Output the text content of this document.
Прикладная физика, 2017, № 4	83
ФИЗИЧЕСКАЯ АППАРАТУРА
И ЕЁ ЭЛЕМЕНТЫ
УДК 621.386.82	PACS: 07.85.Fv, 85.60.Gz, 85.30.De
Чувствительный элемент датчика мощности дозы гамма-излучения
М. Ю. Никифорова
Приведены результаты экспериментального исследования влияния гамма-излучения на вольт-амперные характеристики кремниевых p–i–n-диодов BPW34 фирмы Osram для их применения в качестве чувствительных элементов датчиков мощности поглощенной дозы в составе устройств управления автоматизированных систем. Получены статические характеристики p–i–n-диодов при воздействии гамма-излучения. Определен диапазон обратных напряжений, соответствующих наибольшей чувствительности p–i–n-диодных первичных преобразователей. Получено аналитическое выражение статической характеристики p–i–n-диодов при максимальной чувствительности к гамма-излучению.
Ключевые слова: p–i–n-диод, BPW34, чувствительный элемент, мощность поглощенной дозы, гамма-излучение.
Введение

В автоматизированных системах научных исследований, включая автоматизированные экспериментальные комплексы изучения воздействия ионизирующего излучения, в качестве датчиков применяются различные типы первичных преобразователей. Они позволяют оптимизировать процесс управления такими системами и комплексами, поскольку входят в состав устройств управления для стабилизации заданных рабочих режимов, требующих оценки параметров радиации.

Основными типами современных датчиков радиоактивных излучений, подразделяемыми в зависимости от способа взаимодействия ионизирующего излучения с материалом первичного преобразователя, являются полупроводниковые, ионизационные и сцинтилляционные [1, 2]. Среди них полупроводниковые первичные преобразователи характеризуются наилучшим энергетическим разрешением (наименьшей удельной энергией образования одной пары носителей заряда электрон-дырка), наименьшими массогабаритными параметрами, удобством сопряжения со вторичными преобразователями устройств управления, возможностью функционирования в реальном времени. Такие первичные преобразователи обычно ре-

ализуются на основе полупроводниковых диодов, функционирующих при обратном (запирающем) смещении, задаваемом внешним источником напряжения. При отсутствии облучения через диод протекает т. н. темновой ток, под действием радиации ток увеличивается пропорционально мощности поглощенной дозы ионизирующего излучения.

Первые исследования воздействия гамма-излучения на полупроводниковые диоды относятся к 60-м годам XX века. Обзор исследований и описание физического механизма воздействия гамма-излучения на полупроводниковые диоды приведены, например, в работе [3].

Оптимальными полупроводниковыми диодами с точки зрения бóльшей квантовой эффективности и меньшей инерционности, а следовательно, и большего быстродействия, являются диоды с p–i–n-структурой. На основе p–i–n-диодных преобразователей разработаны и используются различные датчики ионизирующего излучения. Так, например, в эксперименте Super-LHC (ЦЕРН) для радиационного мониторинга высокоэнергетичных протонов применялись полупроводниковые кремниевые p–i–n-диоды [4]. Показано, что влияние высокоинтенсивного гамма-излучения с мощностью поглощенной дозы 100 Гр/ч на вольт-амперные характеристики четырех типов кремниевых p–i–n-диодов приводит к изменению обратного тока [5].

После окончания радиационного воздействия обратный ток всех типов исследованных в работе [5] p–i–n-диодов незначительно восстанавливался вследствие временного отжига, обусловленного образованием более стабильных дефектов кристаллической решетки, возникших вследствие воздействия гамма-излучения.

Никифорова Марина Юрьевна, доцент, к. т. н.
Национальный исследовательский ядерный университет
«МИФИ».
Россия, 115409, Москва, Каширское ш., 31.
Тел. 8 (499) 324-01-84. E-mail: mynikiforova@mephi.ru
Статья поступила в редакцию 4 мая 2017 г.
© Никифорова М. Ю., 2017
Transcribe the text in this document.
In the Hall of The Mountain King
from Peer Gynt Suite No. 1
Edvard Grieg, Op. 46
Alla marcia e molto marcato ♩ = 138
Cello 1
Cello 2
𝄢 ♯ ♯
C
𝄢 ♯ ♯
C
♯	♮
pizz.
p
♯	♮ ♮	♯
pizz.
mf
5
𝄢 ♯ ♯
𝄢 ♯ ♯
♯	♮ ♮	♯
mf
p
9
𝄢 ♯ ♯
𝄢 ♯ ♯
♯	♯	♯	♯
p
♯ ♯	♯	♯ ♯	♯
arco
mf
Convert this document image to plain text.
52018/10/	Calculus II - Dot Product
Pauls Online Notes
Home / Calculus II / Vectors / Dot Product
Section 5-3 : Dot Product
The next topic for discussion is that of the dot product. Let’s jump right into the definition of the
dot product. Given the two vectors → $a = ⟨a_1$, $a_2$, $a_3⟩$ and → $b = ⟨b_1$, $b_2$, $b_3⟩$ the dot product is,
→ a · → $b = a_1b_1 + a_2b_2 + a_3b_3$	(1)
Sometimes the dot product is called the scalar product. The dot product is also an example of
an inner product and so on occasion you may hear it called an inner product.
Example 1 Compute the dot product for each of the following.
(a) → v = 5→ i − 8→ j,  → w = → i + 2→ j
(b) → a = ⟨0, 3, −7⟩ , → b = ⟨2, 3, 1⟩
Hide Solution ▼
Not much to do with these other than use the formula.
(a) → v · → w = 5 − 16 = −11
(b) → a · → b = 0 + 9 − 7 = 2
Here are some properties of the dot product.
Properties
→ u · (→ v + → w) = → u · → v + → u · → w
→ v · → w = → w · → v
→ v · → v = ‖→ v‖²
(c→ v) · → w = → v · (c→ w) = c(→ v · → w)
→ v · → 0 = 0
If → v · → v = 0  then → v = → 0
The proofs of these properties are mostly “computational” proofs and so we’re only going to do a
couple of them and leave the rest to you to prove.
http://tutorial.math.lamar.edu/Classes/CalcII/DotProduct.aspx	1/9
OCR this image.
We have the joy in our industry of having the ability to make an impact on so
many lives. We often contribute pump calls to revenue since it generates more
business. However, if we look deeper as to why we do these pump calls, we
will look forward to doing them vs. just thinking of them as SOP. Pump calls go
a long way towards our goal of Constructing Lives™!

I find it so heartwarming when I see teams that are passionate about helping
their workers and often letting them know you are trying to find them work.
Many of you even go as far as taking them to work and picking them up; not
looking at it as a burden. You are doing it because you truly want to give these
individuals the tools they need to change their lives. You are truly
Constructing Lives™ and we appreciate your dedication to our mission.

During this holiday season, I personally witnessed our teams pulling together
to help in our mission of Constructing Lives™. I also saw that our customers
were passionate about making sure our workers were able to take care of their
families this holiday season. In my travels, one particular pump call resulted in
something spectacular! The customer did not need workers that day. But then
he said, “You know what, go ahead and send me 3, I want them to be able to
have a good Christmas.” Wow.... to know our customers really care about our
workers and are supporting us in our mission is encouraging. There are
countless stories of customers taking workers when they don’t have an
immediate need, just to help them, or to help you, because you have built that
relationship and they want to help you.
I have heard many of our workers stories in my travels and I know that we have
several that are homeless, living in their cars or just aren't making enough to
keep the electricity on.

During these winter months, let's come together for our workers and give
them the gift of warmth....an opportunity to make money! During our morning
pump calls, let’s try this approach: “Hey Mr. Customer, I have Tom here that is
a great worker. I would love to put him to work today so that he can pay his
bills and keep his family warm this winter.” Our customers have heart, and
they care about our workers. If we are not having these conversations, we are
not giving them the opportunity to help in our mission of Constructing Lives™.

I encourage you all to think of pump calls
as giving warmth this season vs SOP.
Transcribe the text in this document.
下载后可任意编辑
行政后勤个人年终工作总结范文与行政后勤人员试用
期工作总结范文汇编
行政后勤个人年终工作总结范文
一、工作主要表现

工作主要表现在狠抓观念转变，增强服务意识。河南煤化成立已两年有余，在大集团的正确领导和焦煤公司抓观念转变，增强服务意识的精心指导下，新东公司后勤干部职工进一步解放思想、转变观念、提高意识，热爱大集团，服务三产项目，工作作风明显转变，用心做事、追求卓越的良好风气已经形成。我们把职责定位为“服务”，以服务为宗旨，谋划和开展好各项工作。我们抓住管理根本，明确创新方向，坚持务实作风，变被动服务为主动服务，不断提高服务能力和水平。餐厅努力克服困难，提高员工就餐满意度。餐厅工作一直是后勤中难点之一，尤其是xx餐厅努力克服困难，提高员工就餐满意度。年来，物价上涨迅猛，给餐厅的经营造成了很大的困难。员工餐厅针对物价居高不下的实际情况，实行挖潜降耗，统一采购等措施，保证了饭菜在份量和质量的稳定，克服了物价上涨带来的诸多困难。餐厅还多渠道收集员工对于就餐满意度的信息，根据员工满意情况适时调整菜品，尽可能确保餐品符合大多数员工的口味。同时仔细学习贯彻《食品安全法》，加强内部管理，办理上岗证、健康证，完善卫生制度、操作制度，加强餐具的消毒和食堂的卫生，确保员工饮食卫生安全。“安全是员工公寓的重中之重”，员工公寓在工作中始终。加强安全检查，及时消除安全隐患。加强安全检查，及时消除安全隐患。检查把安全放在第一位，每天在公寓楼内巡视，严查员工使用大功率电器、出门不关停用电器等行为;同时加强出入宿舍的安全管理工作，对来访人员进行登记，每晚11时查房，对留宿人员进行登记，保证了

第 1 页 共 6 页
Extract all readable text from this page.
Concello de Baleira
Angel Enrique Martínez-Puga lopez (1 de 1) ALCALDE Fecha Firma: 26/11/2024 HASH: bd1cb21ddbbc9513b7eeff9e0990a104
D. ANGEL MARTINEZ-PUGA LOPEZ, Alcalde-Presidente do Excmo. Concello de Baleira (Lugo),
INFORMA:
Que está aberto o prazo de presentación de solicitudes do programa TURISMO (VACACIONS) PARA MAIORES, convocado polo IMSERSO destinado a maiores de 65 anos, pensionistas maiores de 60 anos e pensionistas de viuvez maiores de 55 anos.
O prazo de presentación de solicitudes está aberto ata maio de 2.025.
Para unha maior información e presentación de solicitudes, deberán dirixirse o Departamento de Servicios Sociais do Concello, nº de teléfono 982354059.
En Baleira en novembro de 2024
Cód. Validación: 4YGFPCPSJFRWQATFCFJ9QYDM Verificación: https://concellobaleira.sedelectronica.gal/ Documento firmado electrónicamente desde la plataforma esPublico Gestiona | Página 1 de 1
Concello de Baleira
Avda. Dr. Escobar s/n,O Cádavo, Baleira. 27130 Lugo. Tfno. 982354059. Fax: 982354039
+===+
* [Stated exercise]: Lines from the records above that hold "find" are the ones to list.

* [Task response]:
I find it so heartwarming when I see teams that are passionate about helping
their workers and often letting them know you are trying to find them work.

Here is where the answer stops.